#### WHAT THE TASK ASKS
Copy every record word for word.
** START GIVEN DATA **
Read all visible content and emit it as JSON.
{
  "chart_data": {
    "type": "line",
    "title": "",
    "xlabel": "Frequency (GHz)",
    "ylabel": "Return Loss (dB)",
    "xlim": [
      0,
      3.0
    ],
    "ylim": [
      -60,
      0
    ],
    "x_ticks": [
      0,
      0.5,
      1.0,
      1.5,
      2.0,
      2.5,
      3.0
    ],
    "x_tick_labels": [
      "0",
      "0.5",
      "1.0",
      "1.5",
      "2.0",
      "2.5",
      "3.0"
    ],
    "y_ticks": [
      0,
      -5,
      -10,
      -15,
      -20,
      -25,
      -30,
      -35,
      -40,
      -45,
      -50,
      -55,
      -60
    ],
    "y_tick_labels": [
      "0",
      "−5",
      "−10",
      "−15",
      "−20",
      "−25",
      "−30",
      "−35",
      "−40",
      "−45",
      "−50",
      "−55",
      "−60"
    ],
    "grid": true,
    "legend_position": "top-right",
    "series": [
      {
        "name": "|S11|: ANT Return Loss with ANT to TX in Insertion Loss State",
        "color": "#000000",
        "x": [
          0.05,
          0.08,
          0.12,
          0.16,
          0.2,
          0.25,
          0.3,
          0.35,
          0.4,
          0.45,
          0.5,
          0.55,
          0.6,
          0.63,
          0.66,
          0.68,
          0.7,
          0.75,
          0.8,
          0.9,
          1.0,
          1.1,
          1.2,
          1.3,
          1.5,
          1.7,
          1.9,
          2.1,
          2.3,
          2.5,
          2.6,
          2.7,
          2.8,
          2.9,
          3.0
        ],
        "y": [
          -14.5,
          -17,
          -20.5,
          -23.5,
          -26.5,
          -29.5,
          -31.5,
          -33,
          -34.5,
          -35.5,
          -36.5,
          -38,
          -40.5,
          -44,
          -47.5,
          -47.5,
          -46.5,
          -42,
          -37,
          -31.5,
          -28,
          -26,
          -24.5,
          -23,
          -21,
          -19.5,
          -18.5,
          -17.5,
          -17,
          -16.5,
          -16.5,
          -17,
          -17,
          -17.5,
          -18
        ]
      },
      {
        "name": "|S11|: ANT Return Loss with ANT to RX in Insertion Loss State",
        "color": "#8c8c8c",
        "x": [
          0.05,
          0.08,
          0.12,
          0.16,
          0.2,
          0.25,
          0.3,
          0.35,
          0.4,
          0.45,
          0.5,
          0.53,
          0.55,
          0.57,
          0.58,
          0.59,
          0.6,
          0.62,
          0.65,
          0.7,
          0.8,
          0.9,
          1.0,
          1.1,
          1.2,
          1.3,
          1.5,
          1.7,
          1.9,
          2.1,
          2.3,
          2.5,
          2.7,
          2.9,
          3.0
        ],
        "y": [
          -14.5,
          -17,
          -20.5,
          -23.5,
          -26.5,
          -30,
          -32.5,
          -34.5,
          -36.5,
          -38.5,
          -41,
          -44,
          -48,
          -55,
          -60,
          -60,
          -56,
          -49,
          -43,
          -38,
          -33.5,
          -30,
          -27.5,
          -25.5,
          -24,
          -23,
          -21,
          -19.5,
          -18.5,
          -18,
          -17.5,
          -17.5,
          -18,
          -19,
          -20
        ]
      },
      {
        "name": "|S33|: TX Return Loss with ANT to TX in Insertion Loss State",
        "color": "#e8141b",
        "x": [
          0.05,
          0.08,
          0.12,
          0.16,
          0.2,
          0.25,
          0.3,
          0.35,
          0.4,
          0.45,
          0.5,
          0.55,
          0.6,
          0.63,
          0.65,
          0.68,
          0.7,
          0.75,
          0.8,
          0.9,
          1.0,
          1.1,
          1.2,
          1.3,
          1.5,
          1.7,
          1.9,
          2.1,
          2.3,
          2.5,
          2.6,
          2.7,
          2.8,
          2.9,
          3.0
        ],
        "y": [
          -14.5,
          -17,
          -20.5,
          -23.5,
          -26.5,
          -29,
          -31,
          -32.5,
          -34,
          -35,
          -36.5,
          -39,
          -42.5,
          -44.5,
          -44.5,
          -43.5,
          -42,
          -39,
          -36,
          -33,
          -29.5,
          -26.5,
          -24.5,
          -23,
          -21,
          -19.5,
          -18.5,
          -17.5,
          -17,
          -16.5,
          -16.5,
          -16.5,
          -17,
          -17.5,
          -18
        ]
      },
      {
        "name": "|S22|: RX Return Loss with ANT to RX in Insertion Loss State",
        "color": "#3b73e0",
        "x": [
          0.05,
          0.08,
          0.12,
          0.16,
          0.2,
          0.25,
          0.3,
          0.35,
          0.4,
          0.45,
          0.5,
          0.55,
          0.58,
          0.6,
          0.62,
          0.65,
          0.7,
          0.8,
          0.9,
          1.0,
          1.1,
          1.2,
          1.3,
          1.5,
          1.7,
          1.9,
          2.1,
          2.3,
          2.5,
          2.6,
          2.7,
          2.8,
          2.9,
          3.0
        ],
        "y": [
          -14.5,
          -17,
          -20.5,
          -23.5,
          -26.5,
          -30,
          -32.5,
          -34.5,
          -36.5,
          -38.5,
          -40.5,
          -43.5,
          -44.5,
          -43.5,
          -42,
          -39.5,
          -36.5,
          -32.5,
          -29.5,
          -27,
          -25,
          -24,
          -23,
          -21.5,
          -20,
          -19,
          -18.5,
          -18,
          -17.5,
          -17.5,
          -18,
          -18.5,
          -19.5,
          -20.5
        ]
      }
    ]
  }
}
** END GIVEN DATA **
#### ANSWER TO THIS PROBLEM
Read all visible content and emit it as JSON.
{
  "chart_data": {
    "type": "line",
    "title": "",
    "xlabel": "Frequency (GHz)",
    "ylabel": "Return Loss (dB)",
    "xlim": [
      0,
      3.0
    ],
    "ylim": [
      -60,
      0
    ],
    "x_ticks": [
      0,
      0.5,
      1.0,
      1.5,
      2.0,
      2.5,
      3.0
    ],
    "x_tick_labels": [
      "0",
      "0.5",
      "1.0",
      "1.5",
      "2.0",
      "2.5",
      "3.0"
    ],
    "y_ticks": [
      0,
      -5,
      -10,
      -15,
      -20,
      -25,
      -30,
      -35,
      -40,
      -45,
      -50,
      -55,
      -60
    ],
    "y_tick_labels": [
      "0",
      "−5",
      "−10",
      "−15",
      "−20",
      "−25",
      "−30",
      "−35",
      "−40",
      "−45",
      "−50",
      "−55",
      "−60"
    ],
    "grid": true,
    "legend_position": "top-right",
    "series": [
      {
        "name": "|S11|: ANT Return Loss with ANT to TX in Insertion Loss State",
        "color": "#000000",
        "x": [
          0.05,
          0.08,
          0.12,
          0.16,
          0.2,
          0.25,
          0.3,
          0.35,
          0.4,
          0.45,
          0.5,
          0.55,
          0.6,
          0.63,
          0.66,
          0.68,
          0.7,
          0.75,
          0.8,
          0.9,
          1.0,
          1.1,
          1.2,
          1.3,
          1.5,
          1.7,
          1.9,
          2.1,
          2.3,
          2.5,
          2.6,
          2.7,
          2.8,
          2.9,
          3.0
        ],
        "y": [
          -14.5,
          -17,
          -20.5,
          -23.5,
          -26.5,
          -29.5,
          -31.5,
          -33,
          -34.5,
          -35.5,
          -36.5,
          -38,
          -40.5,
          -44,
          -47.5,
          -47.5,
          -46.5,
          -42,
          -37,
          -31.5,
          -28,
          -26,
          -24.5,
          -23,
          -21,
          -19.5,
          -18.5,
          -17.5,
          -17,
          -16.5,
          -16.5,
          -17,
          -17,
          -17.5,
          -18
        ]
      },
      {
        "name": "|S11|: ANT Return Loss with ANT to RX in Insertion Loss State",
        "color": "#8c8c8c",
        "x": [
          0.05,
          0.08,
          0.12,
          0.16,
          0.2,
          0.25,
          0.3,
          0.35,
          0.4,
          0.45,
          0.5,
          0.53,
          0.55,
          0.57,
          0.58,
          0.59,
          0.6,
          0.62,
          0.65,
          0.7,
          0.8,
          0.9,
          1.0,
          1.1,
          1.2,
          1.3,
          1.5,
          1.7,
          1.9,
          2.1,
          2.3,
          2.5,
          2.7,
          2.9,
          3.0
        ],
        "y": [
          -14.5,
          -17,
          -20.5,
          -23.5,
          -26.5,
          -30,
          -32.5,
          -34.5,
          -36.5,
          -38.5,
          -41,
          -44,
          -48,
          -55,
          -60,
          -60,
          -56,
          -49,
          -43,
          -38,
          -33.5,
          -30,
          -27.5,
          -25.5,
          -24,
          -23,
          -21,
          -19.5,
          -18.5,
          -18,
          -17.5,
          -17.5,
          -18,
          -19,
          -20
        ]
      },
      {
        "name": "|S33|: TX Return Loss with ANT to TX in Insertion Loss State",
        "color": "#e8141b",
        "x": [
          0.05,
          0.08,
          0.12,
          0.16,
          0.2,
          0.25,
          0.3,
          0.35,
          0.4,
          0.45,
          0.5,
          0.55,
          0.6,
          0.63,
          0.65,
          0.68,
          0.7,
          0.75,
          0.8,
          0.9,
          1.0,
          1.1,
          1.2,
          1.3,
          1.5,
          1.7,
          1.9,
          2.1,
          2.3,
          2.5,
          2.6,
          2.7,
          2.8,
          2.9,
          3.0
        ],
        "y": [
          -14.5,
          -17,
          -20.5,
          -23.5,
          -26.5,
          -29,
          -31,
          -32.5,
          -34,
          -35,
          -36.5,
          -39,
          -42.5,
          -44.5,
          -44.5,
          -43.5,
          -42,
          -39,
          -36,
          -33,
          -29.5,
          -26.5,
          -24.5,
          -23,
          -21,
          -19.5,
          -18.5,
          -17.5,
          -17,
          -16.5,
          -16.5,
          -16.5,
          -17,
          -17.5,
          -18
        ]
      },
      {
        "name": "|S22|: RX Return Loss with ANT to RX in Insertion Loss State",
        "color": "#3b73e0",
        "x": [
          0.05,
          0.08,
          0.12,
          0.16,
          0.2,
          0.25,
          0.3,
          0.35,
          0.4,
          0.45,
          0.5,
          0.55,
          0.58,
          0.6,
          0.62,
          0.65,
          0.7,
          0.8,
          0.9,
          1.0,
          1.1,
          1.2,
          1.3,
          1.5,
          1.7,
          1.9,
          2.1,
          2.3,
          2.5,
          2.6,
          2.7,
          2.8,
          2.9,
          3.0
        ],
        "y": [
          -14.5,
          -17,
          -20.5,
          -23.5,
          -26.5,
          -30,
          -32.5,
          -34.5,
          -36.5,
          -38.5,
          -40.5,
          -43.5,
          -44.5,
          -43.5,
          -42,
          -39.5,
          -36.5,
          -32.5,
          -29.5,
          -27,
          -25,
          -24,
          -23,
          -21.5,
          -20,
          -19,
          -18.5,
          -18,
          -17.5,
          -17.5,
          -18,
          -18.5,
          -19.5,
          -20.5
        ]
      }
    ]
  }
}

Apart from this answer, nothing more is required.